(PROVIDED TEXT)

>> BEGIN

My Books

  • John Donne (my best)
  • Shakespeare
  • Anything by Terry Pratchett
  • Lord of the Rings
  • The Little White Horse
  • Wind in the Willows
  • Secret Garden

Wednesday, 7 July 2010

A Tale of Love and Obsession

Ok - enough about other people - back to ME!


This was going to be about my hopeless love for a glorious singer in a band. I though I would never be in touch with him again and therefore could write about him with impunity - shock, horror, I  think I've found him on Facebook!


Oh well, unlikely he'll accept my friend request and even more unlikely that he will ever read this as indeed unlikely as my other subject is to ever see any of this! I'm tempting fate but I do want them to get in touch.


Ok - so here's the thing. I have never been very good at relationships - if they liked me I was bored quickly, if they didn't I could pine for years! So it was with these two young men. I was also always attracted by glamour, the blessed ones, the golden ones. The absolutely and completely unobtainable ones, ever, without a doubt, they would never look at me.


You see the problem, and perhaps understand why at 55 I  have no partner or lover or very few romantic memories. Perhaps that is why I am addicted to rom coms. Who knows? This is not a please pity me blog by the way - just how it was and is. Does not mean that I was celibate, virginal or anything other than a child of the sixties. Sex was one thing - love quite another.

>> END

(DATA SEGMENT)
>> BEGIN

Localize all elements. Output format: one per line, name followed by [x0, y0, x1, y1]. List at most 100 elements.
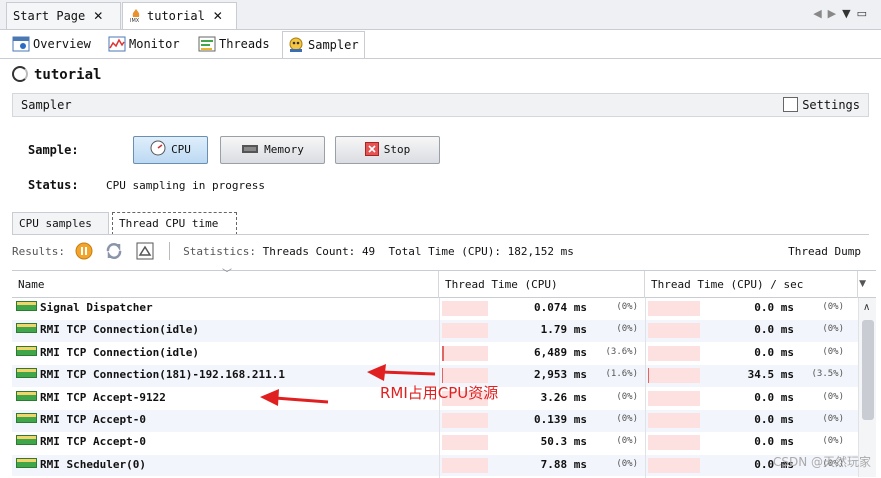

>> END

(WHAT THE EXERCISE ASKS) Rewrite the blog post from "Ok - enough" up to and including "get in touch.", substituting "guitarist" for "singer".

(WRITTEN SOLUTION)
Ok - enough about other people - back to ME!


This was going to be about my hopeless love for a glorious guitarist in a band. I though I would never be in touch with him again and therefore could write about him with impunity - shock, horror, I  think I've found him on Facebook!


Oh well, unlikely he'll accept my friend request and even more unlikely that he will ever read this as indeed unlikely as my other subject is to ever see any of this! I'm tempting fate but I do want them to get in touch.